The problem:
Express each line of the items below as a string in a JSON list, one string per line, leaving out blank lines.

The records:
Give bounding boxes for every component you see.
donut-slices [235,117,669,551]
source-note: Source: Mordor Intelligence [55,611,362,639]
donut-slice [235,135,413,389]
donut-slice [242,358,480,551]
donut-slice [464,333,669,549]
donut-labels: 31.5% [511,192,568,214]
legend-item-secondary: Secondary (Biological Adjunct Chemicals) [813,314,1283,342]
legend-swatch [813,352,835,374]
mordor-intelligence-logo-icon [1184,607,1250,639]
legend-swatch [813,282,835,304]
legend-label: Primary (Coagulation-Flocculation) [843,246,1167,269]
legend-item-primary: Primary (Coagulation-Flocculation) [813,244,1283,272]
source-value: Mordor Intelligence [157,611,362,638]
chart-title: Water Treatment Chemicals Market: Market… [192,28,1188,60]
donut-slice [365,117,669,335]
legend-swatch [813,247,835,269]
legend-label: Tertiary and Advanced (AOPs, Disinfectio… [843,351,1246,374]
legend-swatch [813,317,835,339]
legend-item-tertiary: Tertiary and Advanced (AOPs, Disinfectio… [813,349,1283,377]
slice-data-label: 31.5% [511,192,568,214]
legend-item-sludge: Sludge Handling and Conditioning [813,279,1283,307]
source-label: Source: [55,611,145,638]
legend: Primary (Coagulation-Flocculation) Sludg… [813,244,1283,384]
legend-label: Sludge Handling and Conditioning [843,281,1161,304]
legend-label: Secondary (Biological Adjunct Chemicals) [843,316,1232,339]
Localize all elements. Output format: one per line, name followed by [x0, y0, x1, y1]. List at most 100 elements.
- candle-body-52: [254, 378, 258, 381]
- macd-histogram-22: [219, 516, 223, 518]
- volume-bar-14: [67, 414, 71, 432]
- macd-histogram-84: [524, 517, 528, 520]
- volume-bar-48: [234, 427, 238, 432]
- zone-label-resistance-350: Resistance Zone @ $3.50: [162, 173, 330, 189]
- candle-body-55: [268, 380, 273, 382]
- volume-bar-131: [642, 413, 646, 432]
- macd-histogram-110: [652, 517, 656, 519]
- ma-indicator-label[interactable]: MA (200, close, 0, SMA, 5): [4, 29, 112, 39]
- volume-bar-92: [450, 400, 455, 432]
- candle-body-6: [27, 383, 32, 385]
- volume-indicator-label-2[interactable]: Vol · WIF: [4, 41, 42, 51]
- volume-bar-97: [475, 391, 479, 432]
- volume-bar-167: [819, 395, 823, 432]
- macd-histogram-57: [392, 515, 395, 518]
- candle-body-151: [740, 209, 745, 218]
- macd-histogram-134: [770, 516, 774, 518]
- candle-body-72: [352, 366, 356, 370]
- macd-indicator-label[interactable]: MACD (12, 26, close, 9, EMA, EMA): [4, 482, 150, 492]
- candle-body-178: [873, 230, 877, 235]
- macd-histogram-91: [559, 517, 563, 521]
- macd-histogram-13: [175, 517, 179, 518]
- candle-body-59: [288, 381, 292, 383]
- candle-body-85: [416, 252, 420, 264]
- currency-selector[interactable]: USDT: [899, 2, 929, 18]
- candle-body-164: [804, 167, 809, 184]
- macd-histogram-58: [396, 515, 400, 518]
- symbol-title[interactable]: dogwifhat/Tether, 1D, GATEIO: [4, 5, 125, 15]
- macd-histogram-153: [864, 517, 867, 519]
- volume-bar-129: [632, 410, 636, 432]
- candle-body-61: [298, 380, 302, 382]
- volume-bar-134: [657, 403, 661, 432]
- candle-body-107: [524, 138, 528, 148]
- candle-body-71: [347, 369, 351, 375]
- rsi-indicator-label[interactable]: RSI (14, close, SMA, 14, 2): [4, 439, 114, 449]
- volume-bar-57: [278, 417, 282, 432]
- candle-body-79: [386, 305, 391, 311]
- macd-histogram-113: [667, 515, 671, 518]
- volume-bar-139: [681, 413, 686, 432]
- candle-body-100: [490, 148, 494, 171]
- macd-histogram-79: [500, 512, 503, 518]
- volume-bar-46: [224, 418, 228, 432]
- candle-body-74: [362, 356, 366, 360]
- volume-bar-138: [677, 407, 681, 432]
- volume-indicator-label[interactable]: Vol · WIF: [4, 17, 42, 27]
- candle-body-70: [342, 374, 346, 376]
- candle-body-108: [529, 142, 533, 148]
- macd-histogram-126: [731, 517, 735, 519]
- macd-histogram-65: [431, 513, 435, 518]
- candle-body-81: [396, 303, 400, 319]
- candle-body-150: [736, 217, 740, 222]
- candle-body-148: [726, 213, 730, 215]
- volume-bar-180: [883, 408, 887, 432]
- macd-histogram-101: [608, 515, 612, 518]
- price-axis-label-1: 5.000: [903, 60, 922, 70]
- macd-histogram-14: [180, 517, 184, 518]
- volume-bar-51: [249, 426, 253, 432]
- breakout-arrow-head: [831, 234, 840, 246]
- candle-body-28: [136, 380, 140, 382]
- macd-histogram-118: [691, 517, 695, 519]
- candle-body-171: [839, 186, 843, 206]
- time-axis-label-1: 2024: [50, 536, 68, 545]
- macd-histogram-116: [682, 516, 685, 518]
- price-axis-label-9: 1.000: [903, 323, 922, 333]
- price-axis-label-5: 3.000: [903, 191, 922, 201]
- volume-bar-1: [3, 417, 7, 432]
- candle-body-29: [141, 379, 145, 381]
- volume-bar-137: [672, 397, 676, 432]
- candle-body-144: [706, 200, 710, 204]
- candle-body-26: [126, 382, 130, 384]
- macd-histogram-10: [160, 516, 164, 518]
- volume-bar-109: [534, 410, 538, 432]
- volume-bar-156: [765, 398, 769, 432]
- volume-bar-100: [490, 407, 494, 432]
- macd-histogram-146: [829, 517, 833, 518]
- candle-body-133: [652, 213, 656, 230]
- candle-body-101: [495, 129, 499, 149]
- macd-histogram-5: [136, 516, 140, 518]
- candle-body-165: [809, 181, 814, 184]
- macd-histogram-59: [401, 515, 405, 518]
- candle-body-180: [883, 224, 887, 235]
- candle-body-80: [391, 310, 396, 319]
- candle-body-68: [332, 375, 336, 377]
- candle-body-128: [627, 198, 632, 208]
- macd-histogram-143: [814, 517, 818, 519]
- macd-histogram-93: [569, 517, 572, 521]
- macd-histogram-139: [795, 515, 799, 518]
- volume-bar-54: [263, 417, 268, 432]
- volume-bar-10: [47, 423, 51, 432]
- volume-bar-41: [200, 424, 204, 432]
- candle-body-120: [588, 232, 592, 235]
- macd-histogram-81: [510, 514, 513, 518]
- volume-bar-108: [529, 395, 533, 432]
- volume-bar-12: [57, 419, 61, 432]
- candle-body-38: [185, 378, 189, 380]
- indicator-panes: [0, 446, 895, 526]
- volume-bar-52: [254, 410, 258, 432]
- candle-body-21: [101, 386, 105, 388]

Task solution:
[
  "Give bounding boxes for every component you see.",
  "donut-slices [235,117,669,551]",
  "source-note: Source: Mordor Intelligence [55,611,362,639]",
  "donut-slice [235,135,413,389]",
  "donut-slice [242,358,480,551]",
  "donut-slice [464,333,669,549]",
  "donut-labels: 31.5% [511,192,568,214]",
  "legend-item-secondary: Secondary (Biological Adjunct Chemicals) [813,314,1283,342]",
  "legend-swatch [813,352,835,374]",
  "mordor-intelligence-logo-icon [1184,607,1250,639]",
  "legend-swatch [813,282,835,304]",
  "legend-label: Primary (Coagulation-Flocculation) [843,246,1167,269]",
  "legend-item-primary: Primary (Coagulation-Flocculation) [813,244,1283,272]",
  "source-value: Mordor Intelligence [157,611,362,638]",
  "chart-title: Water Treatment Chemicals Market: Market… [192,28,1188,60]",
  "donut-slice [365,117,669,335]",
  "legend-swatch [813,247,835,269]",
  "legend-label: Tertiary and Advanced (AOPs, Disinfectio… [843,351,1246,374]",
  "legend-swatch [813,317,835,339]",
  "legend-item-tertiary: Tertiary and Advanced (AOPs, Disinfectio… [813,349,1283,377]",
  "slice-data-label: 31.5% [511,192,568,214]",
  "legend-item-sludge: Sludge Handling and Conditioning [813,279,1283,307]",
  "source-label: Source: [55,611,145,638]",
  "legend: Primary (Coagulation-Flocculation) Sludg… [813,244,1283,384]",
  "legend-label: Sludge Handling and Conditioning [843,281,1161,304]",
  "legend-label: Secondary (Biological Adjunct Chemicals) [843,316,1232,339]",
  "Localize all elements. Output format: one per line, name followed by [x0, y0, x1, y1]. List at most 100 elements.",
  "- candle-body-52: [254, 378, 258, 381]",
  "- macd-histogram-22: [219, 516, 223, 518]",
  "- volume-bar-14: [67, 414, 71, 432]",
  "- macd-histogram-84: [524, 517, 528, 520]",
  "- volume-bar-48: [234, 427, 238, 432]",
  "- zone-label-resistance-350: Resistance Zone @ $3.50: [162, 173, 330, 189]",
  "- candle-body-55: [268, 380, 273, 382]",
  "- volume-bar-131: [642, 413, 646, 432]",
  "- macd-histogram-110: [652, 517, 656, 519]",
  "- ma-indicator-label[interactable]: MA (200, close, 0, SMA, 5): [4, 29, 112, 39]",
  "- volume-bar-92: [450, 400, 455, 432]",
  "- candle-body-6: [27, 383, 32, 385]",
  "- volume-indicator-label-2[interactable]: Vol · WIF: [4, 41, 42, 51]",
  "- volume-bar-97: [475, 391, 479, 432]",
  "- volume-bar-167: [819, 395, 823, 432]",
  "- macd-histogram-57: [392, 515, 395, 518]",
  "- candle-body-151: [740, 209, 745, 218]",
  "- macd-histogram-134: [770, 516, 774, 518]",
  "- candle-body-72: [352, 366, 356, 370]",
  "- macd-indicator-label[interactable]: MACD (12, 26, close, 9, EMA, EMA): [4, 482, 150, 492]",
  "- candle-body-178: [873, 230, 877, 235]",
  "- macd-histogram-91: [559, 517, 563, 521]",
  "- macd-histogram-13: [175, 517, 179, 518]",
  "- candle-body-59: [288, 381, 292, 383]",
  "- candle-body-85: [416, 252, 420, 264]",
  "- currency-selector[interactable]: USDT: [899, 2, 929, 18]",
  "- candle-body-164: [804, 167, 809, 184]",
  "- macd-histogram-58: [396, 515, 400, 518]",
  "- symbol-title[interactable]: dogwifhat/Tether, 1D, GATEIO: [4, 5, 125, 15]",
  "- macd-histogram-153: [864, 517, 867, 519]",
  "- volume-bar-129: [632, 410, 636, 432]",
  "- candle-body-61: [298, 380, 302, 382]",
  "- volume-bar-134: [657, 403, 661, 432]",
  "- candle-body-107: [524, 138, 528, 148]",
  "- candle-body-71: [347, 369, 351, 375]",
  "- rsi-indicator-label[interactable]: RSI (14, close, SMA, 14, 2): [4, 439, 114, 449]",
  "- volume-bar-57: [278, 417, 282, 432]",
  "- candle-body-79: [386, 305, 391, 311]",
  "- macd-histogram-113: [667, 515, 671, 518]",
  "- volume-bar-139: [681, 413, 686, 432]",
  "- candle-body-100: [490, 148, 494, 171]",
  "- macd-histogram-79: [500, 512, 503, 518]",
  "- volume-bar-46: [224, 418, 228, 432]",
  "- candle-body-74: [362, 356, 366, 360]",
  "- volume-bar-138: [677, 407, 681, 432]",
  "- volume-indicator-label[interactable]: Vol · WIF: [4, 17, 42, 27]",
  "- candle-body-70: [342, 374, 346, 376]",
  "- candle-body-108: [529, 142, 533, 148]",
  "- macd-histogram-126: [731, 517, 735, 519]",
  "- macd-histogram-65: [431, 513, 435, 518]",
  "- candle-body-81: [396, 303, 400, 319]",
  "- candle-body-150: [736, 217, 740, 222]",
  "- candle-body-148: [726, 213, 730, 215]",
  "- volume-bar-180: [883, 408, 887, 432]",
  "- macd-histogram-101: [608, 515, 612, 518]",
  "- price-axis-label-1: 5.000: [903, 60, 922, 70]",
  "- macd-histogram-14: [180, 517, 184, 518]",
  "- volume-bar-51: [249, 426, 253, 432]",
  "- breakout-arrow-head: [831, 234, 840, 246]",
  "- candle-body-28: [136, 380, 140, 382]",
  "- macd-histogram-118: [691, 517, 695, 519]",
  "- candle-body-171: [839, 186, 843, 206]",
  "- time-axis-label-1: 2024: [50, 536, 68, 545]",
  "- macd-histogram-116: [682, 516, 685, 518]",
  "- price-axis-label-9: 1.000: [903, 323, 922, 333]",
  "- price-axis-label-5: 3.000: [903, 191, 922, 201]",
  "- volume-bar-1: [3, 417, 7, 432]",
  "- candle-body-29: [141, 379, 145, 381]",
  "- volume-bar-137: [672, 397, 676, 432]",
  "- candle-body-144: [706, 200, 710, 204]",
  "- candle-body-26: [126, 382, 130, 384]",
  "- macd-histogram-10: [160, 516, 164, 518]",
  "- volume-bar-109: [534, 410, 538, 432]",
  "- volume-bar-156: [765, 398, 769, 432]",
  "- volume-bar-100: [490, 407, 494, 432]",
  "- macd-histogram-146: [829, 517, 833, 518]",
  "- candle-body-133: [652, 213, 656, 230]",
  "- candle-body-101: [495, 129, 499, 149]",
  "- macd-histogram-5: [136, 516, 140, 518]",
  "- candle-body-165: [809, 181, 814, 184]",
  "- macd-histogram-59: [401, 515, 405, 518]",
  "- candle-body-180: [883, 224, 887, 235]",
  "- candle-body-80: [391, 310, 396, 319]",
  "- candle-body-68: [332, 375, 336, 377]",
  "- candle-body-128: [627, 198, 632, 208]",
  "- macd-histogram-143: [814, 517, 818, 519]",
  "- macd-histogram-93: [569, 517, 572, 521]",
  "- macd-histogram-139: [795, 515, 799, 518]",
  "- volume-bar-54: [263, 417, 268, 432]",
  "- volume-bar-10: [47, 423, 51, 432]",
  "- volume-bar-41: [200, 424, 204, 432]",
  "- candle-body-120: [588, 232, 592, 235]",
  "- macd-histogram-81: [510, 514, 513, 518]",
  "- volume-bar-108: [529, 395, 533, 432]",
  "- volume-bar-12: [57, 419, 61, 432]",
  "- candle-body-38: [185, 378, 189, 380]",
  "- indicator-panes: [0, 446, 895, 526]",
  "- volume-bar-52: [254, 410, 258, 432]",
  "- candle-body-21: [101, 386, 105, 388]"
]